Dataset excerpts
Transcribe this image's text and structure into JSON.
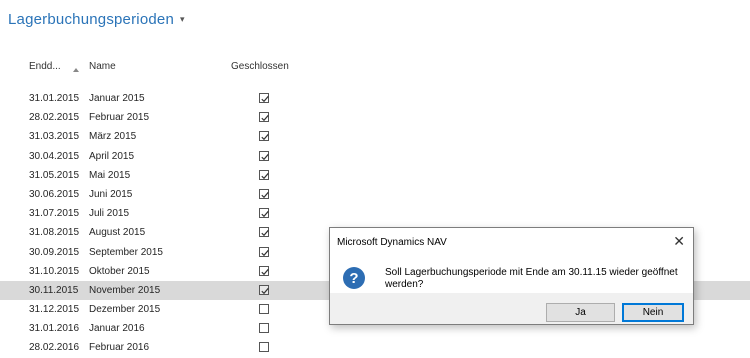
{
  "page": {
    "title": "Lagerbuchungsperioden",
    "title_caret": "▾"
  },
  "columns": {
    "end_date": "Endd...",
    "name": "Name",
    "closed": "Geschlossen"
  },
  "rows": [
    {
      "date": "31.01.2015",
      "name": "Januar 2015",
      "closed": true
    },
    {
      "date": "28.02.2015",
      "name": "Februar 2015",
      "closed": true
    },
    {
      "date": "31.03.2015",
      "name": "März 2015",
      "closed": true
    },
    {
      "date": "30.04.2015",
      "name": "April 2015",
      "closed": true
    },
    {
      "date": "31.05.2015",
      "name": "Mai 2015",
      "closed": true
    },
    {
      "date": "30.06.2015",
      "name": "Juni 2015",
      "closed": true
    },
    {
      "date": "31.07.2015",
      "name": "Juli 2015",
      "closed": true
    },
    {
      "date": "31.08.2015",
      "name": "August 2015",
      "closed": true
    },
    {
      "date": "30.09.2015",
      "name": "September 2015",
      "closed": true
    },
    {
      "date": "31.10.2015",
      "name": "Oktober 2015",
      "closed": true
    },
    {
      "date": "30.11.2015",
      "name": "November 2015",
      "closed": true,
      "selected": true
    },
    {
      "date": "31.12.2015",
      "name": "Dezember 2015",
      "closed": false
    },
    {
      "date": "31.01.2016",
      "name": "Januar 2016",
      "closed": false
    },
    {
      "date": "28.02.2016",
      "name": "Februar 2016",
      "closed": false
    }
  ],
  "dialog": {
    "title": "Microsoft Dynamics NAV",
    "close_glyph": "✕",
    "icon": "question-icon",
    "icon_glyph": "?",
    "message": "Soll Lagerbuchungsperiode mit Ende am 30.11.15 wieder geöffnet werden?",
    "yes_label": "Ja",
    "no_label": "Nein"
  }
}
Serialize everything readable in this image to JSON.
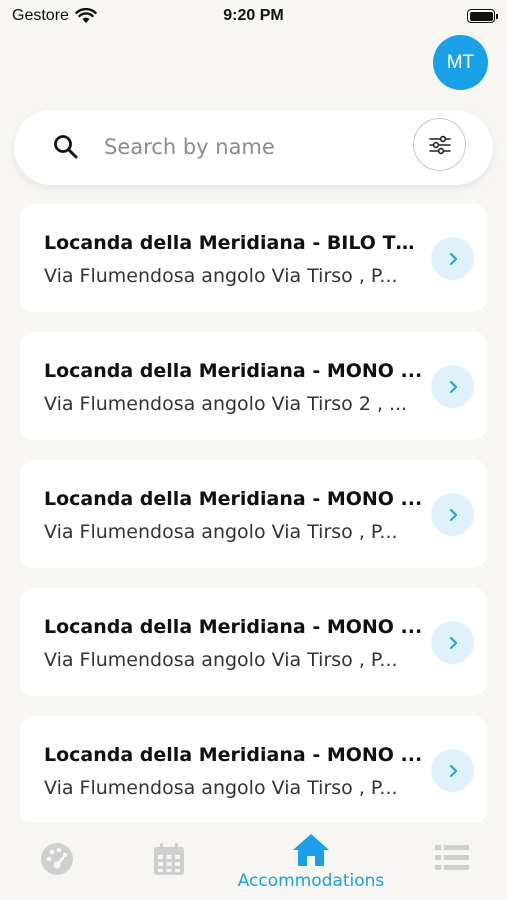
{
  "status_bar": {
    "carrier": "Gestore",
    "time": "9:20 PM"
  },
  "avatar": {
    "initials": "MT",
    "color": "#1aa0e6"
  },
  "search": {
    "placeholder": "Search by name",
    "value": ""
  },
  "accommodations": [
    {
      "title": "Locanda della Meridiana - BILO TE...",
      "address": "Via Flumendosa angolo Via Tirso , P..."
    },
    {
      "title": "Locanda della Meridiana - MONO ...",
      "address": "Via Flumendosa angolo Via Tirso 2 , ..."
    },
    {
      "title": "Locanda della Meridiana - MONO ...",
      "address": "Via Flumendosa angolo Via Tirso , P..."
    },
    {
      "title": "Locanda della Meridiana - MONO ...",
      "address": "Via Flumendosa angolo Via Tirso , P..."
    },
    {
      "title": "Locanda della Meridiana - MONO ...",
      "address": "Via Flumendosa angolo Via Tirso , P..."
    }
  ],
  "tab_bar": {
    "active_color": "#1aa0e6",
    "inactive_color": "#cfcfcf",
    "tabs": [
      {
        "icon": "dashboard-icon",
        "label": ""
      },
      {
        "icon": "calendar-icon",
        "label": ""
      },
      {
        "icon": "home-icon",
        "label": "Accommodations",
        "active": true
      },
      {
        "icon": "list-icon",
        "label": ""
      }
    ]
  }
}
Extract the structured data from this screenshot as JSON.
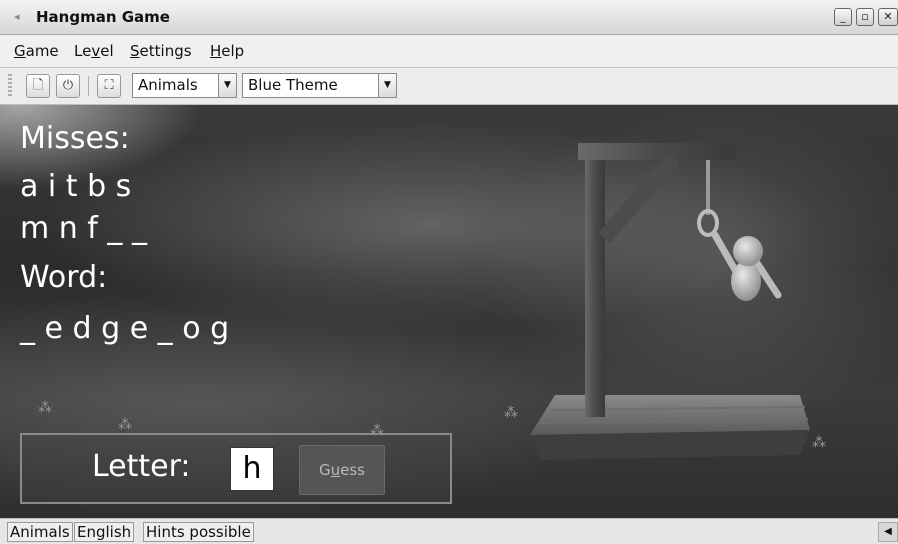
{
  "window": {
    "title": "Hangman Game",
    "controls": {
      "minimize": "_",
      "restore": "▫",
      "close": "✕"
    }
  },
  "menu": {
    "items": [
      {
        "label_pre": "",
        "mnemonic": "G",
        "label_post": "ame"
      },
      {
        "label_pre": "Le",
        "mnemonic": "v",
        "label_post": "el"
      },
      {
        "label_pre": "",
        "mnemonic": "S",
        "label_post": "ettings"
      },
      {
        "label_pre": "",
        "mnemonic": "H",
        "label_post": "elp"
      }
    ]
  },
  "toolbar": {
    "buttons": [
      {
        "icon": "new-game-icon",
        "glyph": "🗋"
      },
      {
        "icon": "quit-icon",
        "glyph": "⏻"
      },
      {
        "icon": "fullscreen-icon",
        "glyph": "⛶"
      }
    ],
    "category": "Animals",
    "theme": "Blue Theme",
    "dropdown_arrow": "▼"
  },
  "game": {
    "misses_label": "Misses:",
    "misses_line1": "a i t b s",
    "misses_line2": "m n f _ _",
    "word_label": "Word:",
    "word": "_ e d g e _ o g",
    "letter_label": "Letter:",
    "letter_value": "h",
    "guess_label_pre": "G",
    "guess_mnemonic": "u",
    "guess_label_post": "ess",
    "misses_count": 8
  },
  "status": {
    "category": "Animals",
    "language": "English",
    "hints": "Hints possible",
    "scroll_glyph": "◀"
  }
}
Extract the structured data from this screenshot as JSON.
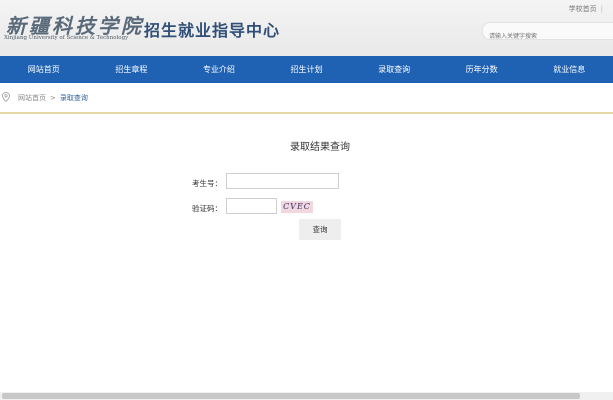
{
  "header": {
    "logo_cn": "新疆科技学院",
    "logo_en": "Xinjiang University of Science & Technology",
    "center_title": "招生就业指导中心",
    "top_link": "学校首页",
    "search_placeholder": "请输入关键字搜索"
  },
  "nav": {
    "items": [
      "网站首页",
      "招生章程",
      "专业介绍",
      "招生计划",
      "录取查询",
      "历年分数",
      "就业信息"
    ]
  },
  "breadcrumb": {
    "home": "网站首页",
    "separator": ">",
    "current": "录取查询"
  },
  "form": {
    "title": "录取结果查询",
    "exam_no_label": "考生号：",
    "exam_no_value": "",
    "captcha_label": "验证码：",
    "captcha_value": "",
    "captcha_text": "CVEC",
    "submit_label": "查询"
  },
  "colors": {
    "nav_bg": "#1f62b4",
    "title_color": "#2f4f78",
    "breadcrumb_line": "#e6d8a2"
  }
}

Directions:
All of the entries above should be duplicated exactly, except for the pictures.

Exercise answer:
Transcribe this image's text and structure into JSON.
{
  "page": {
    "title": "Lagerbuchungsperioden",
    "title_caret": "▾"
  },
  "columns": {
    "end_date": "Endd...",
    "name": "Name",
    "closed": "Geschlossen"
  },
  "rows": [
    {
      "date": "31.01.2015",
      "name": "Januar 2015",
      "closed": true
    },
    {
      "date": "28.02.2015",
      "name": "Februar 2015",
      "closed": true
    },
    {
      "date": "31.03.2015",
      "name": "März 2015",
      "closed": true
    },
    {
      "date": "30.04.2015",
      "name": "April 2015",
      "closed": true
    },
    {
      "date": "31.05.2015",
      "name": "Mai 2015",
      "closed": true
    },
    {
      "date": "30.06.2015",
      "name": "Juni 2015",
      "closed": true
    },
    {
      "date": "31.07.2015",
      "name": "Juli 2015",
      "closed": true
    },
    {
      "date": "31.08.2015",
      "name": "August 2015",
      "closed": true
    },
    {
      "date": "30.09.2015",
      "name": "September 2015",
      "closed": true
    },
    {
      "date": "31.10.2015",
      "name": "Oktober 2015",
      "closed": true
    },
    {
      "date": "30.11.2015",
      "name": "November 2015",
      "closed": true,
      "selected": true
    },
    {
      "date": "31.12.2015",
      "name": "Dezember 2015",
      "closed": false
    },
    {
      "date": "31.01.2016",
      "name": "Januar 2016",
      "closed": false
    },
    {
      "date": "28.02.2016",
      "name": "Februar 2016",
      "closed": false
    }
  ],
  "dialog": {
    "title": "Microsoft Dynamics NAV",
    "close_glyph": "✕",
    "icon": "question-icon",
    "icon_glyph": "?",
    "message": "Soll Lagerbuchungsperiode mit Ende am 30.11.15 wieder geöffnet werden?",
    "yes_label": "Ja",
    "no_label": "Nein"
  }
}
Serialize everything readable in this image to JSON.
{
  "status_bar": {
    "carrier": "Gestore",
    "time": "9:20 PM"
  },
  "avatar": {
    "initials": "MT",
    "color": "#1aa0e6"
  },
  "search": {
    "placeholder": "Search by name",
    "value": ""
  },
  "accommodations": [
    {
      "title": "Locanda della Meridiana - BILO TE...",
      "address": "Via Flumendosa angolo Via Tirso , P..."
    },
    {
      "title": "Locanda della Meridiana - MONO ...",
      "address": "Via Flumendosa angolo Via Tirso 2 , ..."
    },
    {
      "title": "Locanda della Meridiana - MONO ...",
      "address": "Via Flumendosa angolo Via Tirso , P..."
    },
    {
      "title": "Locanda della Meridiana - MONO ...",
      "address": "Via Flumendosa angolo Via Tirso , P..."
    },
    {
      "title": "Locanda della Meridiana - MONO ...",
      "address": "Via Flumendosa angolo Via Tirso , P..."
    }
  ],
  "tab_bar": {
    "active_color": "#1aa0e6",
    "inactive_color": "#cfcfcf",
    "tabs": [
      {
        "icon": "dashboard-icon",
        "label": ""
      },
      {
        "icon": "calendar-icon",
        "label": ""
      },
      {
        "icon": "home-icon",
        "label": "Accommodations",
        "active": true
      },
      {
        "icon": "list-icon",
        "label": ""
      }
    ]
  }
}
Extract the structured data from this screenshot as JSON.
{
  "window": {
    "title": "Hangman Game",
    "controls": {
      "minimize": "_",
      "restore": "▫",
      "close": "✕"
    }
  },
  "menu": {
    "items": [
      {
        "label_pre": "",
        "mnemonic": "G",
        "label_post": "ame"
      },
      {
        "label_pre": "Le",
        "mnemonic": "v",
        "label_post": "el"
      },
      {
        "label_pre": "",
        "mnemonic": "S",
        "label_post": "ettings"
      },
      {
        "label_pre": "",
        "mnemonic": "H",
        "label_post": "elp"
      }
    ]
  },
  "toolbar": {
    "buttons": [
      {
        "icon": "new-game-icon",
        "glyph": "🗋"
      },
      {
        "icon": "quit-icon",
        "glyph": "⏻"
      },
      {
        "icon": "fullscreen-icon",
        "glyph": "⛶"
      }
    ],
    "category": "Animals",
    "theme": "Blue Theme",
    "dropdown_arrow": "▼"
  },
  "game": {
    "misses_label": "Misses:",
    "misses_line1": "a i t b s",
    "misses_line2": "m n f _ _",
    "word_label": "Word:",
    "word": "_ e d g e _ o g",
    "letter_label": "Letter:",
    "letter_value": "h",
    "guess_label_pre": "G",
    "guess_mnemonic": "u",
    "guess_label_post": "ess",
    "misses_count": 8
  },
  "status": {
    "category": "Animals",
    "language": "English",
    "hints": "Hints possible",
    "scroll_glyph": "◀"
  }
}
Extract the structured data from this screenshot as JSON.
{
  "header": {
    "logo_cn": "新疆科技学院",
    "logo_en": "Xinjiang University of Science & Technology",
    "center_title": "招生就业指导中心",
    "top_link": "学校首页",
    "search_placeholder": "请输入关键字搜索"
  },
  "nav": {
    "items": [
      "网站首页",
      "招生章程",
      "专业介绍",
      "招生计划",
      "录取查询",
      "历年分数",
      "就业信息"
    ]
  },
  "breadcrumb": {
    "home": "网站首页",
    "separator": ">",
    "current": "录取查询"
  },
  "form": {
    "title": "录取结果查询",
    "exam_no_label": "考生号：",
    "exam_no_value": "",
    "captcha_label": "验证码：",
    "captcha_value": "",
    "captcha_text": "CVEC",
    "submit_label": "查询"
  },
  "colors": {
    "nav_bg": "#1f62b4",
    "title_color": "#2f4f78",
    "breadcrumb_line": "#e6d8a2"
  }
}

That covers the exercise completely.